Instructions to follow:
Work out how many lines of the material below mention the word "اسكلت"; reply with the number only.

╔══

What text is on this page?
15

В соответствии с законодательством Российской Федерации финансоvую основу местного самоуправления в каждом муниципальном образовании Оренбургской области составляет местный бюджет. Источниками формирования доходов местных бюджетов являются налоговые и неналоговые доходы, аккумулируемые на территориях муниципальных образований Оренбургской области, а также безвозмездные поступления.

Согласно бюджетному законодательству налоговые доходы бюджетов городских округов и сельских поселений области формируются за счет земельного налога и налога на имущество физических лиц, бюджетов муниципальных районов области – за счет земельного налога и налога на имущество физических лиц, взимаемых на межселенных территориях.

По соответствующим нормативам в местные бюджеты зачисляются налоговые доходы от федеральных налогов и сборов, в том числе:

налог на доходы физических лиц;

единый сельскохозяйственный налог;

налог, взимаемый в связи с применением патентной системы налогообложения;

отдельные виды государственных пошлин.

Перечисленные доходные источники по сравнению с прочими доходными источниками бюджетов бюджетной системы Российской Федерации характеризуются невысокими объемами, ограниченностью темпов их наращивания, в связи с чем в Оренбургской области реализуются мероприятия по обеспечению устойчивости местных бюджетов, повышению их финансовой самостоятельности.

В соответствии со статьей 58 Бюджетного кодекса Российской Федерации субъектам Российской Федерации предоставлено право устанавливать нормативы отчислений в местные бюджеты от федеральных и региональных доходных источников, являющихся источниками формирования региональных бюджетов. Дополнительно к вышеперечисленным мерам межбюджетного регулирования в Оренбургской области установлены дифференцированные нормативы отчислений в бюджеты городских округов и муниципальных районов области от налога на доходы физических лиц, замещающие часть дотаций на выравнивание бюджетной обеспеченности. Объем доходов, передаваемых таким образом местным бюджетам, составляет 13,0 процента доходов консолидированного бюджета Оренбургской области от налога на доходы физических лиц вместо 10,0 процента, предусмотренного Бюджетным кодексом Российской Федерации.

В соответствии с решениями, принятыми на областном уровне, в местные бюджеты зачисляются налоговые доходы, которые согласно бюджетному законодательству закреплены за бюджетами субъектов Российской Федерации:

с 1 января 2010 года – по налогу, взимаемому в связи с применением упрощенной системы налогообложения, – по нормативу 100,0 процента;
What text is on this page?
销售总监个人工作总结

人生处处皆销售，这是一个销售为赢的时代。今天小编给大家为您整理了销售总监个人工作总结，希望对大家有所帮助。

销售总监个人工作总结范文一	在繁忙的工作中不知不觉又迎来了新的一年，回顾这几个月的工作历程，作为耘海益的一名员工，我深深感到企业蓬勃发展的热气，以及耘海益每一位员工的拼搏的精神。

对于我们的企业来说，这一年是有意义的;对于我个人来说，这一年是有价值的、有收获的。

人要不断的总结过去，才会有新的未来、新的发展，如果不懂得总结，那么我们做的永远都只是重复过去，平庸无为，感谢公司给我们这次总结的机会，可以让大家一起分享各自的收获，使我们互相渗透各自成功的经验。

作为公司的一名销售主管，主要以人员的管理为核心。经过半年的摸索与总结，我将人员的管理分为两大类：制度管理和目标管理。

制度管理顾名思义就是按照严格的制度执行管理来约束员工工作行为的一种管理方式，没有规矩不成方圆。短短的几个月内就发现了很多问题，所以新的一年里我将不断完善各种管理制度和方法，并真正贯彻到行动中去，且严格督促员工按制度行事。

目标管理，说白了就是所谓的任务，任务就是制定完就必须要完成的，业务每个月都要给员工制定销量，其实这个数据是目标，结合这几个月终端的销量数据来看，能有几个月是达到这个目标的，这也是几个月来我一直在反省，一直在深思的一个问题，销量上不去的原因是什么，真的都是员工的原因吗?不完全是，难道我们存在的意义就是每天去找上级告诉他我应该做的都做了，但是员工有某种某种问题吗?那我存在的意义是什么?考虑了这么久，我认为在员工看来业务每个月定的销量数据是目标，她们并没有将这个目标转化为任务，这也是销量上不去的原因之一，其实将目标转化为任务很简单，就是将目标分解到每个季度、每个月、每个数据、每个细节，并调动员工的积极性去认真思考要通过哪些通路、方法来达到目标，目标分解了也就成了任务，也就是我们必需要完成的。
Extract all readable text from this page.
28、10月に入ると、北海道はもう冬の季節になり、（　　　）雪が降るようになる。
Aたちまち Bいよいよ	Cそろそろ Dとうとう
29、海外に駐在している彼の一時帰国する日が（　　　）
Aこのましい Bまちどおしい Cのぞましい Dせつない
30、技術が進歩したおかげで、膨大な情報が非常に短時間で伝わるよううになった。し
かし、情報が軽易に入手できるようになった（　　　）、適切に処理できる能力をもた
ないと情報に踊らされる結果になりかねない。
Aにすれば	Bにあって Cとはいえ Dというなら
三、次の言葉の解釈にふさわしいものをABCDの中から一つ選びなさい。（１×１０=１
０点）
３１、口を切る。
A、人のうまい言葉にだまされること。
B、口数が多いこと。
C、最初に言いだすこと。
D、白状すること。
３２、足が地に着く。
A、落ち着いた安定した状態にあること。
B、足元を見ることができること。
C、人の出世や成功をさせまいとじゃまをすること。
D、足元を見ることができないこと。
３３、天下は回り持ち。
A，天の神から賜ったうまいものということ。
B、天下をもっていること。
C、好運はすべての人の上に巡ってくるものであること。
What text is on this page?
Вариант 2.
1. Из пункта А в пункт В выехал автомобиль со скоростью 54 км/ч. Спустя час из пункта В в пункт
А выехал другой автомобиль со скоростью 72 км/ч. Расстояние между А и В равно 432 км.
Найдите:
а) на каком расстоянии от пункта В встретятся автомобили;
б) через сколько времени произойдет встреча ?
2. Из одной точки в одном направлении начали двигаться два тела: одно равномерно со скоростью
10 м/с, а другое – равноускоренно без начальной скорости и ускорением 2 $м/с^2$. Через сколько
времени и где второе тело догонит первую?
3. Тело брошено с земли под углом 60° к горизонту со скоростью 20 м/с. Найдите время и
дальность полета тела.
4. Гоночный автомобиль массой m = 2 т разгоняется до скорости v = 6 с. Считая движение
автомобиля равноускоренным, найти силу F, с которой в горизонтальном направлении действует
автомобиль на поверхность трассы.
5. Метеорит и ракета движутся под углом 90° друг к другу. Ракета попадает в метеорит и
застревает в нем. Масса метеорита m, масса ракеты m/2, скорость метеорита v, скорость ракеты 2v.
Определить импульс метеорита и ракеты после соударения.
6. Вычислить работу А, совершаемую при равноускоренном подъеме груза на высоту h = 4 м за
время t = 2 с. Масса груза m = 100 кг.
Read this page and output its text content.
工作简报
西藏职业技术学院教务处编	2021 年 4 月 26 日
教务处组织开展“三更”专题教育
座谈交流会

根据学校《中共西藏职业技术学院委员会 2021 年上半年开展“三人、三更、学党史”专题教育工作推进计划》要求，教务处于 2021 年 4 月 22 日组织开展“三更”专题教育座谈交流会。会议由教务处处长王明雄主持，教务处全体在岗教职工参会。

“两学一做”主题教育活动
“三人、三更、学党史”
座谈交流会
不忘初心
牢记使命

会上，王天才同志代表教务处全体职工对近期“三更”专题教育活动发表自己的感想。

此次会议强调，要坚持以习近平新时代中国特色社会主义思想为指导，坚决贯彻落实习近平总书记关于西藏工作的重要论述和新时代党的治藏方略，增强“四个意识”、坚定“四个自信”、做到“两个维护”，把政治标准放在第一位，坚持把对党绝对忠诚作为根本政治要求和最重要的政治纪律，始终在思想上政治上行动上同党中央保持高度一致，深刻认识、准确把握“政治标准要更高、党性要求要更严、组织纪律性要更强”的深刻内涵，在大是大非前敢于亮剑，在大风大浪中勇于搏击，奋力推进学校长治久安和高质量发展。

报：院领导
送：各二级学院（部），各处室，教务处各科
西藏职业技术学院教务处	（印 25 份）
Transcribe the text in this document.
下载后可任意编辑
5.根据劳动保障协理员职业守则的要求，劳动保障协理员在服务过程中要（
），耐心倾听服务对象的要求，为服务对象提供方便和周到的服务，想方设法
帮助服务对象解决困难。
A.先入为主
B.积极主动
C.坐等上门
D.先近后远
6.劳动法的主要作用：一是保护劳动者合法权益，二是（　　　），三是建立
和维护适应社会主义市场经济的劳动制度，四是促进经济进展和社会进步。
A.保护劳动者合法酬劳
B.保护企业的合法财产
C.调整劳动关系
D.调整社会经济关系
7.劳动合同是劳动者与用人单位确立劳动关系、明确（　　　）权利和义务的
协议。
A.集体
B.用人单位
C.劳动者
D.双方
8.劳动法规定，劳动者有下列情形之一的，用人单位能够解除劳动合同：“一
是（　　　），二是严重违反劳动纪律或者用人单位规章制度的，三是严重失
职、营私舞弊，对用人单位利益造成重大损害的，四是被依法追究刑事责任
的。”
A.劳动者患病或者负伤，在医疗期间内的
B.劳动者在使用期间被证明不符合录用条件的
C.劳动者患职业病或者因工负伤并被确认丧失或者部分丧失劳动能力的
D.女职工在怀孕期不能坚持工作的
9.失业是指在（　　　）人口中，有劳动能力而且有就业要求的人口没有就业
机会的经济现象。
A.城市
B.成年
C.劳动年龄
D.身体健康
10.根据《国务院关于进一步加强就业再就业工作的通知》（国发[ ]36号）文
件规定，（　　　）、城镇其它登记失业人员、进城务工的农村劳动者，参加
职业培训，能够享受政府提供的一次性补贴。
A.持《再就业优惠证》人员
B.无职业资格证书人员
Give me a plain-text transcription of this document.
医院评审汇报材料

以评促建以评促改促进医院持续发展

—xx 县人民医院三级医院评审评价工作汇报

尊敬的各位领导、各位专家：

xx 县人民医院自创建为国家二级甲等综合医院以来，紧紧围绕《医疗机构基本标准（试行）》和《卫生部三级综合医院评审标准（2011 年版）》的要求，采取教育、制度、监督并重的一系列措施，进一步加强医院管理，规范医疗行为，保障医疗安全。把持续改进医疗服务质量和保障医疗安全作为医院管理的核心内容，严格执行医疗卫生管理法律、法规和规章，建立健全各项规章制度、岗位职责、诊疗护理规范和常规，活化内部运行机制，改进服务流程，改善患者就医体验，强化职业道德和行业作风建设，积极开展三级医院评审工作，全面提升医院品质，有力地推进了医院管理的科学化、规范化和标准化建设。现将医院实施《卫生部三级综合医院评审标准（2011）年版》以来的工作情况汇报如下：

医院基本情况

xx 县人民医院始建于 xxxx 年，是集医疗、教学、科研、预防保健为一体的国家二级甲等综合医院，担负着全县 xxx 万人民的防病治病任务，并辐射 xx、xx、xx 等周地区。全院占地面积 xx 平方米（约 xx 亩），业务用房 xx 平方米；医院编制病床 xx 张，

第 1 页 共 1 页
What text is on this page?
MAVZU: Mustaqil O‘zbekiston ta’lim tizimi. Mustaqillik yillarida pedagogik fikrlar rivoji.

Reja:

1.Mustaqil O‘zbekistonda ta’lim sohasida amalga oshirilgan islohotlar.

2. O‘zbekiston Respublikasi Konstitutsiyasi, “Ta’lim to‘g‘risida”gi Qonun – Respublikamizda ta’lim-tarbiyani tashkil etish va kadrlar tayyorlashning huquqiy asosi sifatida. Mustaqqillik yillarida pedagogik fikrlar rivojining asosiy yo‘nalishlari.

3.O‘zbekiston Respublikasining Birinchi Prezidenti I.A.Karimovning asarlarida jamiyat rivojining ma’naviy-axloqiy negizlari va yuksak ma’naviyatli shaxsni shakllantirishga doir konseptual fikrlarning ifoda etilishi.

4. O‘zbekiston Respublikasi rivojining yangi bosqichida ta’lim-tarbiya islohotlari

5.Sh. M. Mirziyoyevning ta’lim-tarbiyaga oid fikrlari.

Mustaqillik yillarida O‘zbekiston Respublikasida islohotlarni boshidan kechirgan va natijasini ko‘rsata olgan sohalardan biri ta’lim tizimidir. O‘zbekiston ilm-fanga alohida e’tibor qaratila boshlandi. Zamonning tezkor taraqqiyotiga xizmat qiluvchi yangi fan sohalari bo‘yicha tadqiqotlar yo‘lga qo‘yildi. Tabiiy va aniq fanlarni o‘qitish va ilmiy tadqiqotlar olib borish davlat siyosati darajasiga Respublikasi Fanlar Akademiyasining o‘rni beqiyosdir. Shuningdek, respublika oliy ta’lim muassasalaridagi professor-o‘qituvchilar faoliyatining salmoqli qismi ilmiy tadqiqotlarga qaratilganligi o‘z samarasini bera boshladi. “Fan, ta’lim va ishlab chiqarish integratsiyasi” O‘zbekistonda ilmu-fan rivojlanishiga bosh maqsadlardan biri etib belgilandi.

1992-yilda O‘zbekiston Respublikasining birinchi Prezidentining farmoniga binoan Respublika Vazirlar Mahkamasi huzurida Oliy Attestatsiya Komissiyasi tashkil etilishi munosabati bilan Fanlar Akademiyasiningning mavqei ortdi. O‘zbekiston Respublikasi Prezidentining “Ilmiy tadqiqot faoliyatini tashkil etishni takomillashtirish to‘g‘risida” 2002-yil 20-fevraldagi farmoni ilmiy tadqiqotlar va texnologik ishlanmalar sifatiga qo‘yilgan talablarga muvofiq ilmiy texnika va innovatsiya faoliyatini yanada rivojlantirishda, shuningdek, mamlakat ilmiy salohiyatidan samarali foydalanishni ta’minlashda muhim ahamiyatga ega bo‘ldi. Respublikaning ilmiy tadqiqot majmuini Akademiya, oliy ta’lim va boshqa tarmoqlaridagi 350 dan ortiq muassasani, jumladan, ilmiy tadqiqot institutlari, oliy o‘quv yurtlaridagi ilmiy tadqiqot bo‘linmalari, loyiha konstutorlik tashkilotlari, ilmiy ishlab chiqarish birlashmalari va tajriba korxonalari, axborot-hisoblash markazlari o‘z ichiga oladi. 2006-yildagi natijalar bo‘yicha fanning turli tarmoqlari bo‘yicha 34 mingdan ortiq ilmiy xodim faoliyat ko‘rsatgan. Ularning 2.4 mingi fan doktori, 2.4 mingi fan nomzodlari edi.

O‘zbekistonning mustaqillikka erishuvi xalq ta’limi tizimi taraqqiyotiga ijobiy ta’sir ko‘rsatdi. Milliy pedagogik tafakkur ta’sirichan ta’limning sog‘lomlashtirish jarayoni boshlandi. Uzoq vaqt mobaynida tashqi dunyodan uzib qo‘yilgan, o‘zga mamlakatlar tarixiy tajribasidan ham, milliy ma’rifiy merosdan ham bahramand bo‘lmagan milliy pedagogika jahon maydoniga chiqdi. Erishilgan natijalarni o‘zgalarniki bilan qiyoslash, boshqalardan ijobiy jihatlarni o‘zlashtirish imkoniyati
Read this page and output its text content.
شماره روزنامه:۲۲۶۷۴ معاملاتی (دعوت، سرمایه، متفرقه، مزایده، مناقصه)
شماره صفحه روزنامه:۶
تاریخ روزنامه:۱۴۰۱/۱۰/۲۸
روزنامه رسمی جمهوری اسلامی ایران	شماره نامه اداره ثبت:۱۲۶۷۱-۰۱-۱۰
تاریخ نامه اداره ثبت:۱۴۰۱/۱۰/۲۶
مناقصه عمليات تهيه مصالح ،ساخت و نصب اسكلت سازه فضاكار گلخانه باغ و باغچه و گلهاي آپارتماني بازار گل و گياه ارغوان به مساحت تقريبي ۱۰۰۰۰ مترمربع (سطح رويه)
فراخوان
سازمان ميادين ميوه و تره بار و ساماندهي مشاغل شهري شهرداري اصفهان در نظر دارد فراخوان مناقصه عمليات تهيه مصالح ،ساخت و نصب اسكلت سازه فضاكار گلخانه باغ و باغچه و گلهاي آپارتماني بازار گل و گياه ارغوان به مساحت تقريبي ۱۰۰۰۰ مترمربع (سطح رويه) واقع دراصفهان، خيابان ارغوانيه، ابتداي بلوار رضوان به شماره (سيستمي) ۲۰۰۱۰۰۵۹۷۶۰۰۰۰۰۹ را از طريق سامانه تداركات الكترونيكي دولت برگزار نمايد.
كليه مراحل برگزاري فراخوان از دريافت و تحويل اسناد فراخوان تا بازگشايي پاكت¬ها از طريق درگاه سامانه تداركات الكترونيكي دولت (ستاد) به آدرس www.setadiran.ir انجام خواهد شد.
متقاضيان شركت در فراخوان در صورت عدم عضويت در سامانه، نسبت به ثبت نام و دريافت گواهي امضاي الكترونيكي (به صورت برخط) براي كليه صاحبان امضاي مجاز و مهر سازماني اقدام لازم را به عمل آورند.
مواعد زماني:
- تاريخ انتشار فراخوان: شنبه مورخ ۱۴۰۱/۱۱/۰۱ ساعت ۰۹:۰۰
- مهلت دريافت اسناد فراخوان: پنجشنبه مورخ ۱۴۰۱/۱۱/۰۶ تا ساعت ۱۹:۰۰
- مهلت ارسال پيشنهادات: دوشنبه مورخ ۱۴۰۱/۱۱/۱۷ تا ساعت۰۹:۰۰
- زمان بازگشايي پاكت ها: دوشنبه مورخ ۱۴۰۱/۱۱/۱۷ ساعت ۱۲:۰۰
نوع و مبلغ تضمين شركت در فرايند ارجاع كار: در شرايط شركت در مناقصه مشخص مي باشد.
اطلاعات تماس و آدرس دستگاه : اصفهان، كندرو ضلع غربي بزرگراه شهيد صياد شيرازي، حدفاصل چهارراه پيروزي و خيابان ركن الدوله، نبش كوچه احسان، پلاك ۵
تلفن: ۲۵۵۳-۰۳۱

╚══

Full answer:
2